#### Exercise instructions:
Copy each line exactly. Leave nothing out.

#### Extracted records:

┏━━

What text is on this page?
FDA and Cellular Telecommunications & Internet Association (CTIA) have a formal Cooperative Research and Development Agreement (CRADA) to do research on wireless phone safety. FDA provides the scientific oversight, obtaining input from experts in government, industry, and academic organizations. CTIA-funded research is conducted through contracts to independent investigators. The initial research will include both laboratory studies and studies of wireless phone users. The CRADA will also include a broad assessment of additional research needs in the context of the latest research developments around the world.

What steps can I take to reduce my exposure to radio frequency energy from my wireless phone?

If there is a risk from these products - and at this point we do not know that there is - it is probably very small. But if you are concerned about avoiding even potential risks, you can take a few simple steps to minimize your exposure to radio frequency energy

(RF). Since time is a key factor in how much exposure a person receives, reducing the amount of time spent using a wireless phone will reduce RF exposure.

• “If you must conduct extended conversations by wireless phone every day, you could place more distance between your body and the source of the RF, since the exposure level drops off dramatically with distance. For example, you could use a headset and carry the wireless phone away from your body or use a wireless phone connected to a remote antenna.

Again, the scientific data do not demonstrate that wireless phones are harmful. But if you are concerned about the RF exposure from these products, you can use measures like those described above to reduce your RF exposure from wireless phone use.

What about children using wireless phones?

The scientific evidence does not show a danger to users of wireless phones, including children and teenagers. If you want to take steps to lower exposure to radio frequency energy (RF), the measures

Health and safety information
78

┗━━

#### Answer for this exercise:
What text is on this page?
FDA and Cellular Telecommunications & Internet Association (CTIA) have a formal Cooperative Research and Development Agreement (CRADA) to do research on wireless phone safety. FDA provides the scientific oversight, obtaining input from experts in government, industry, and academic organizations. CTIA-funded research is conducted through contracts to independent investigators. The initial research will include both laboratory studies and studies of wireless phone users. The CRADA will also include a broad assessment of additional research needs in the context of the latest research developments around the world.

What steps can I take to reduce my exposure to radio frequency energy from my wireless phone?

If there is a risk from these products - and at this point we do not know that there is - it is probably very small. But if you are concerned about avoiding even potential risks, you can take a few simple steps to minimize your exposure to radio frequency energy

(RF). Since time is a key factor in how much exposure a person receives, reducing the amount of time spent using a wireless phone will reduce RF exposure.

• “If you must conduct extended conversations by wireless phone every day, you could place more distance between your body and the source of the RF, since the exposure level drops off dramatically with distance. For example, you could use a headset and carry the wireless phone away from your body or use a wireless phone connected to a remote antenna.

Again, the scientific data do not demonstrate that wireless phones are harmful. But if you are concerned about the RF exposure from these products, you can use measures like those described above to reduce your RF exposure from wireless phone use.

What about children using wireless phones?

The scientific evidence does not show a danger to users of wireless phones, including children and teenagers. If you want to take steps to lower exposure to radio frequency energy (RF), the measures

Health and safety information
78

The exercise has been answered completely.